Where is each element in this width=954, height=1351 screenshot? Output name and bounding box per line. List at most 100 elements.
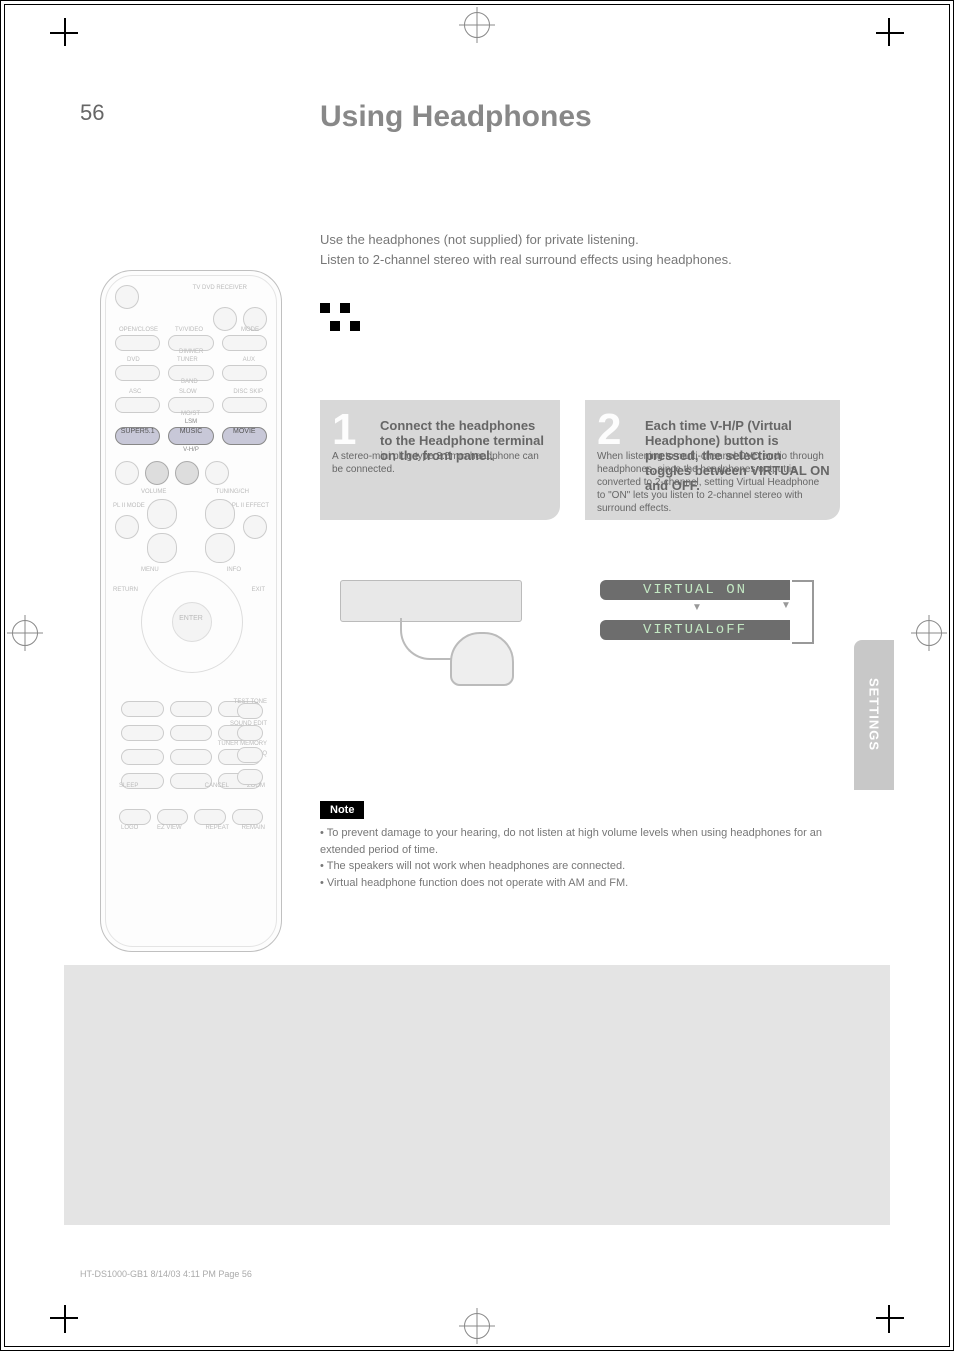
page-subtitle: Use the headphones (not supplied) for pr… bbox=[320, 230, 732, 269]
lsm-label: LSM bbox=[185, 419, 197, 425]
label: MODE bbox=[241, 327, 259, 333]
label: INFO bbox=[227, 567, 241, 573]
headphones-icon bbox=[450, 632, 514, 686]
step-body: A stereo-mini plug type 3.5mm headphone … bbox=[332, 450, 548, 476]
soundedit-button[interactable] bbox=[237, 725, 263, 741]
label: TUNER bbox=[177, 357, 198, 363]
label: OPEN/CLOSE bbox=[119, 327, 158, 333]
display-virtual-on: VIRTUAL ON bbox=[600, 580, 790, 600]
volume-up-button[interactable] bbox=[147, 499, 177, 529]
movie-button[interactable]: MOVIE bbox=[222, 427, 267, 445]
dimmer-button[interactable] bbox=[168, 335, 213, 351]
crop-mark bbox=[888, 18, 890, 46]
label: CANCEL bbox=[205, 783, 229, 789]
note-item: To prevent damage to your hearing, do no… bbox=[320, 825, 864, 858]
label: SLOW bbox=[179, 389, 197, 395]
step-panel-1: 1 Connect the headphones to the Headphon… bbox=[320, 400, 560, 520]
crop-mark bbox=[888, 1305, 890, 1333]
label: REMAIN bbox=[242, 825, 265, 831]
tuning-down-button[interactable] bbox=[205, 533, 235, 563]
num-1-button[interactable] bbox=[121, 701, 164, 717]
label: DSP/EQ bbox=[244, 751, 267, 757]
repeat-button[interactable] bbox=[194, 809, 226, 825]
print-footer: HT-DS1000-GB1 8/14/03 4:11 PM Page 56 bbox=[80, 1269, 874, 1279]
subtitle-line: Use the headphones (not supplied) for pr… bbox=[320, 230, 732, 250]
label: DVD bbox=[127, 357, 140, 363]
cancel-button[interactable] bbox=[218, 773, 261, 789]
tuning-up-button[interactable] bbox=[205, 499, 235, 529]
registration-mark bbox=[464, 12, 490, 38]
num-7-button[interactable] bbox=[121, 749, 164, 765]
stop-button[interactable] bbox=[145, 461, 169, 485]
label: TV/VIDEO bbox=[175, 327, 203, 333]
aux-button[interactable] bbox=[222, 365, 267, 381]
dvd-button[interactable] bbox=[115, 365, 160, 381]
step-body: When listening to multi-channel DVD audi… bbox=[597, 450, 828, 515]
subtitle-line: Listen to 2-channel stereo with real sur… bbox=[320, 250, 732, 270]
dpad[interactable] bbox=[120, 550, 264, 694]
num-4-button[interactable] bbox=[121, 725, 164, 741]
num-9-button[interactable] bbox=[218, 749, 261, 765]
slow-button[interactable] bbox=[168, 397, 213, 413]
play-pause-button[interactable] bbox=[175, 461, 199, 485]
crop-mark bbox=[64, 18, 66, 46]
label: EXIT bbox=[252, 587, 265, 593]
label: SLEEP bbox=[119, 783, 138, 789]
testtone-button[interactable] bbox=[237, 703, 263, 719]
num-0-button[interactable] bbox=[170, 773, 213, 789]
asc-button[interactable] bbox=[115, 397, 160, 413]
music-button[interactable]: MUSIC bbox=[168, 427, 213, 445]
vhp-label: V-H/P bbox=[183, 447, 199, 453]
note-box: Note To prevent damage to your hearing, … bbox=[320, 800, 864, 891]
label: ZOOM bbox=[247, 783, 265, 789]
sleep-button[interactable] bbox=[121, 773, 164, 789]
crop-mark bbox=[876, 1317, 904, 1319]
mode-button[interactable] bbox=[222, 335, 267, 351]
label: VOLUME bbox=[141, 489, 166, 495]
num-3-button[interactable] bbox=[218, 701, 261, 717]
label: BAND bbox=[181, 379, 198, 385]
crop-mark bbox=[876, 32, 904, 34]
label: AUX bbox=[243, 357, 255, 363]
registration-mark bbox=[464, 1313, 490, 1339]
label: DISC SKIP bbox=[233, 389, 263, 395]
crop-mark bbox=[64, 1305, 66, 1333]
display-virtual-off: VIRTUALoFF bbox=[600, 620, 790, 640]
super51-button[interactable]: SUPER5.1 bbox=[115, 427, 160, 445]
num-8-button[interactable] bbox=[170, 749, 213, 765]
pl2-effect-button[interactable] bbox=[243, 515, 267, 539]
dvd-led-icon bbox=[243, 307, 267, 331]
open-close-button[interactable] bbox=[115, 335, 160, 351]
label: SOUND EDIT bbox=[230, 721, 267, 727]
page-title: Using Headphones bbox=[320, 100, 592, 134]
dvd-unit-icon bbox=[340, 580, 522, 622]
ezview-button[interactable] bbox=[157, 809, 189, 825]
volume-down-button[interactable] bbox=[147, 533, 177, 563]
num-6-button[interactable] bbox=[218, 725, 261, 741]
note-item: Virtual headphone function does not oper… bbox=[320, 875, 864, 892]
prev-button[interactable] bbox=[115, 461, 139, 485]
logo-button[interactable] bbox=[119, 809, 151, 825]
num-5-button[interactable] bbox=[170, 725, 213, 741]
next-button[interactable] bbox=[205, 461, 229, 485]
remain-button[interactable] bbox=[232, 809, 264, 825]
pl2-mode-button[interactable] bbox=[115, 515, 139, 539]
zoom-button[interactable] bbox=[237, 769, 263, 785]
loop-arrow-icon bbox=[792, 580, 814, 644]
checker-icon bbox=[320, 300, 360, 336]
toggle-arrow-icon: ▼ bbox=[692, 602, 702, 613]
tuner-button[interactable] bbox=[168, 365, 213, 381]
label: RETURN bbox=[113, 587, 138, 593]
num-2-button[interactable] bbox=[170, 701, 213, 717]
tunermem-button[interactable] bbox=[237, 747, 263, 763]
label: TUNER MEMORY bbox=[218, 741, 267, 747]
section-tab: SETTINGS bbox=[854, 640, 894, 790]
label: PL II MODE bbox=[113, 503, 145, 509]
discskip-button[interactable] bbox=[222, 397, 267, 413]
background-band bbox=[64, 965, 890, 1225]
tv-led-icon bbox=[213, 307, 237, 331]
registration-mark bbox=[916, 620, 942, 646]
power-button[interactable] bbox=[115, 285, 139, 309]
label: ASC bbox=[129, 389, 141, 395]
note-label: Note bbox=[320, 801, 364, 819]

☆ ☆ ☆ ☆ ☆ ☆ ☆

Reproduce verbatim the lines beginning at the one that contains "page-subtitle: Use the" and ending after the one that contains "label: CANCEL bbox=[205, 783, 229, 789]".

## OUTPUT FOR THIS EXERCISE
page-subtitle: Use the headphones (not supplied) for pr… bbox=[320, 230, 732, 269]
lsm-label: LSM bbox=[185, 419, 197, 425]
label: MODE bbox=[241, 327, 259, 333]
label: INFO bbox=[227, 567, 241, 573]
headphones-icon bbox=[450, 632, 514, 686]
step-body: A stereo-mini plug type 3.5mm headphone … bbox=[332, 450, 548, 476]
soundedit-button[interactable] bbox=[237, 725, 263, 741]
label: TUNER bbox=[177, 357, 198, 363]
label: OPEN/CLOSE bbox=[119, 327, 158, 333]
display-virtual-on: VIRTUAL ON bbox=[600, 580, 790, 600]
volume-up-button[interactable] bbox=[147, 499, 177, 529]
movie-button[interactable]: MOVIE bbox=[222, 427, 267, 445]
dimmer-button[interactable] bbox=[168, 335, 213, 351]
crop-mark bbox=[888, 18, 890, 46]
label: CANCEL bbox=[205, 783, 229, 789]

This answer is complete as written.